Copy all of the records below verbatim.

[Data records]
════════════════
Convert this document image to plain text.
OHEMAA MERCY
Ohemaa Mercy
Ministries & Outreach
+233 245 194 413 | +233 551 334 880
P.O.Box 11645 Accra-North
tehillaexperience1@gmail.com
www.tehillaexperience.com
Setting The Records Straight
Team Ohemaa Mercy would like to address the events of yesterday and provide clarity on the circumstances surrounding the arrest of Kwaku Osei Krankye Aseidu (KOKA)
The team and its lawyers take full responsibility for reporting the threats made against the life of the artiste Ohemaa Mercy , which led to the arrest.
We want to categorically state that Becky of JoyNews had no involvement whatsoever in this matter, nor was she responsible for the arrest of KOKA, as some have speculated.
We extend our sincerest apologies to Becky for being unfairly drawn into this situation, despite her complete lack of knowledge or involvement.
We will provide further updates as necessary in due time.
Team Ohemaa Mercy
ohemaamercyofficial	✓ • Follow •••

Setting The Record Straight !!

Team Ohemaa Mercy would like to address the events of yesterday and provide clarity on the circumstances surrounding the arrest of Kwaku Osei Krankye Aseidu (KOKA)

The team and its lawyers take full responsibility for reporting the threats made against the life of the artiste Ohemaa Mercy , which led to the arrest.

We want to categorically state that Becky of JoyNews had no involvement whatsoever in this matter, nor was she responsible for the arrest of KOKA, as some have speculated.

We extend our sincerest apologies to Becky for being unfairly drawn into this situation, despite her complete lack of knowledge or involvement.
════════════════
● **FINAL RESULT**:
Convert this document image to plain text.
OHEMAA MERCY
Ohemaa Mercy
Ministries & Outreach
+233 245 194 413 | +233 551 334 880
P.O.Box 11645 Accra-North
tehillaexperience1@gmail.com
www.tehillaexperience.com
Setting The Records Straight
Team Ohemaa Mercy would like to address the events of yesterday and provide clarity on the circumstances surrounding the arrest of Kwaku Osei Krankye Aseidu (KOKA)
The team and its lawyers take full responsibility for reporting the threats made against the life of the artiste Ohemaa Mercy , which led to the arrest.
We want to categorically state that Becky of JoyNews had no involvement whatsoever in this matter, nor was she responsible for the arrest of KOKA, as some have speculated.
We extend our sincerest apologies to Becky for being unfairly drawn into this situation, despite her complete lack of knowledge or involvement.
We will provide further updates as necessary in due time.
Team Ohemaa Mercy
ohemaamercyofficial	✓ • Follow •••

Setting The Record Straight !!

Team Ohemaa Mercy would like to address the events of yesterday and provide clarity on the circumstances surrounding the arrest of Kwaku Osei Krankye Aseidu (KOKA)

The team and its lawyers take full responsibility for reporting the threats made against the life of the artiste Ohemaa Mercy , which led to the arrest.

We want to categorically state that Becky of JoyNews had no involvement whatsoever in this matter, nor was she responsible for the arrest of KOKA, as some have speculated.

We extend our sincerest apologies to Becky for being unfairly drawn into this situation, despite her complete lack of knowledge or involvement.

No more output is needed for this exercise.